==== BRANO ====

Raffaele Sergio lascia. Forse

Raffaele Sergio lascia. Forse

Calcio

In un'intervista il DS in pectore del Taranto annuncia il proprio disimpegno. Non ha gradito alcune scelte di Giove non avallate da lui. Le diplomazie si muovono per un recupero del rapporto che, in ogni caso, sarà di tipo esterno

La settimana che porta alla partenza del Taranto per il ritiro pre-campionato di Camigliatello Silano si apre con la notizia del disimpegno di Raffaele Sergio come collaboratore esterno per il calciomercato e come direttore sportivo in pectore. Il dirigente campano lo fa sapere attraverso le pagine di mondorossoblu.it e le sue parole lasciano trasparire una sorte di delusione per l’andamento ondivago del suo rapporto, in particolare con il presidente Massimo Giove, reo, a suo dire, di aver voluto gestire trattative di mercato senza scendere a confronto. In realtà qualche dubbio sulla fattibilità concreta di un’investitura ufficiale nel ruolo di Direttore Sportivo a tempo pieno lo avevamo ribadito su queste pagine. Difficile e complicato voler rinunciare ad un incarico importante in Serie B, a fronte di uno spostamento di sede e di categoria così importante e, probabilmente, riducente anche dal punto di vista economico. In ogni caso la rottura è giunta prima del previsto. Raffaele Sergio precisa di aver messo del suo nelle trattative riguardanti Manzo, Massimo e Oggiano, e di essere rimasto interdetto nel momento in cui sull’ingaggio di Tripoli la società ha fatto un deciso passo indietro. Insomma, da una parte chi aveva scelto di collaborare, rimanendo però aggrappato al paracadute dell’Avellino e dall’altra un presidente che resta sempre più convinto di poter fare a meno di un direttore sportivo a tempo pieno.

==== DATI DA ANALIZZARE ====

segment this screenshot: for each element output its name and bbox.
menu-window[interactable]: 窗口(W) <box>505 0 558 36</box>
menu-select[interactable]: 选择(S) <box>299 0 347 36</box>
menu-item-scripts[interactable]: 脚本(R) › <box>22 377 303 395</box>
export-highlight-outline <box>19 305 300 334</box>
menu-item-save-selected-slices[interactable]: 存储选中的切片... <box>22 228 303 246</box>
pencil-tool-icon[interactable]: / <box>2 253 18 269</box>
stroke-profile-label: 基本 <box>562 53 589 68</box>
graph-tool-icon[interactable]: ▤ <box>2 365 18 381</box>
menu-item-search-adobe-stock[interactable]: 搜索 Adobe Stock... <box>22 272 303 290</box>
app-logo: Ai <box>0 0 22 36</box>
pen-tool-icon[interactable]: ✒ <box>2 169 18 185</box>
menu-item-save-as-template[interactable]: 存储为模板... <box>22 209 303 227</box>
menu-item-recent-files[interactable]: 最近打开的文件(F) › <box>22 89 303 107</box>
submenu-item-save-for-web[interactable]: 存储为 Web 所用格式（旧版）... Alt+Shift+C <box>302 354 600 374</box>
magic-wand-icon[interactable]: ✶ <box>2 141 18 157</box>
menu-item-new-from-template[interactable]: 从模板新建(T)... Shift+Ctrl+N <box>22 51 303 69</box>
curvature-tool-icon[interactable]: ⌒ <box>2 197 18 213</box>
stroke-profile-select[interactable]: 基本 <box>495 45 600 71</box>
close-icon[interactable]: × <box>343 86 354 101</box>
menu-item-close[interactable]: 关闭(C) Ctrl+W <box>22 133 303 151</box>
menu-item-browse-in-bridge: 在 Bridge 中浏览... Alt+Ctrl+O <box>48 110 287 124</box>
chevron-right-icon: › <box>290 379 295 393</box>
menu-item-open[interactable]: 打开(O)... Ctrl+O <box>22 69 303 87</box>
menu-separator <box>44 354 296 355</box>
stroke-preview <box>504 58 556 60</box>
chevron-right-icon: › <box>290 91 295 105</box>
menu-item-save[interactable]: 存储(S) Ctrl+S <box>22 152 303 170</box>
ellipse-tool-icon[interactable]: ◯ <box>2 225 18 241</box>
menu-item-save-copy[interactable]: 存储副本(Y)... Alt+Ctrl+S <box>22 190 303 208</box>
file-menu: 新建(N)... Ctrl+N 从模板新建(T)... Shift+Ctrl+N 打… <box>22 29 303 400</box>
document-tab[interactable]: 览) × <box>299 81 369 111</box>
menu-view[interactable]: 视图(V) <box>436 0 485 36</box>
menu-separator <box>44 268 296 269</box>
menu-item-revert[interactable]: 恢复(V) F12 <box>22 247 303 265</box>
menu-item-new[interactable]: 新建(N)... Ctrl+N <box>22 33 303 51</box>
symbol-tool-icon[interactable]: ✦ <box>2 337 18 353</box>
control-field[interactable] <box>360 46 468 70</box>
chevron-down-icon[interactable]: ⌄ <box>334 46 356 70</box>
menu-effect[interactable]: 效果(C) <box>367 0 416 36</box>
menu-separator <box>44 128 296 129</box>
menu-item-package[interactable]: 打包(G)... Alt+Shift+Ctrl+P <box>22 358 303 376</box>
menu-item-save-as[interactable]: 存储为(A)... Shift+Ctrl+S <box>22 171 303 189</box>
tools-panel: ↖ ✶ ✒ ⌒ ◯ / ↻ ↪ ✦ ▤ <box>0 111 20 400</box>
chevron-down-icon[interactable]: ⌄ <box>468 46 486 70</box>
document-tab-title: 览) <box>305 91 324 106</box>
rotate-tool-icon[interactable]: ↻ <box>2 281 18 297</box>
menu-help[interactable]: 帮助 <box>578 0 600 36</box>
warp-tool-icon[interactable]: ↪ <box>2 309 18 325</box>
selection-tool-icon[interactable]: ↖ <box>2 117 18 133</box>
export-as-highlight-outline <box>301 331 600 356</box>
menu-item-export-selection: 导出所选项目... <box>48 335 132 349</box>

====

### CONSEGNE DELL'ESERCIZIO
1. Secondo il brano su Raffaele Sergio, in quale località si terrà il ritiro pre-campionato del Taranto?
2. Continua il brano su Raffaele Sergio partendo dopo la sua ultima frase.
Le voci non hanno alcun legame con il brano.

### RISPOSTE PER CONSEGNA
1. A Camigliatello Silano.

2.
Da parte rossoblù non ci sono controdeduzioni ufficiali, ma trapela un senso di dispiacere per un rapporto tra persone che, fondamentalmente, mantengono la reciproca stima, pur distanti su alcuni concetti tecnici e gestionali. L’impressione è che nelle prossime ore ci sarà almeno un chiarimento tra le parti, che potrebbe riportare il sereno e stabilire meglio i termini di un rapporto recuperabile, magari con altre modalità. E’ il momento di sgombrare il campo dall’orgoglio e di fare chiarezza, almeno sulle reciproche competenze. Per il bene del Taranto e per non cadere nelle nubi extracalcistiche che tanti danni hanno portato sulla fase iniziale della scorsa stagione. Repetita non iuvant.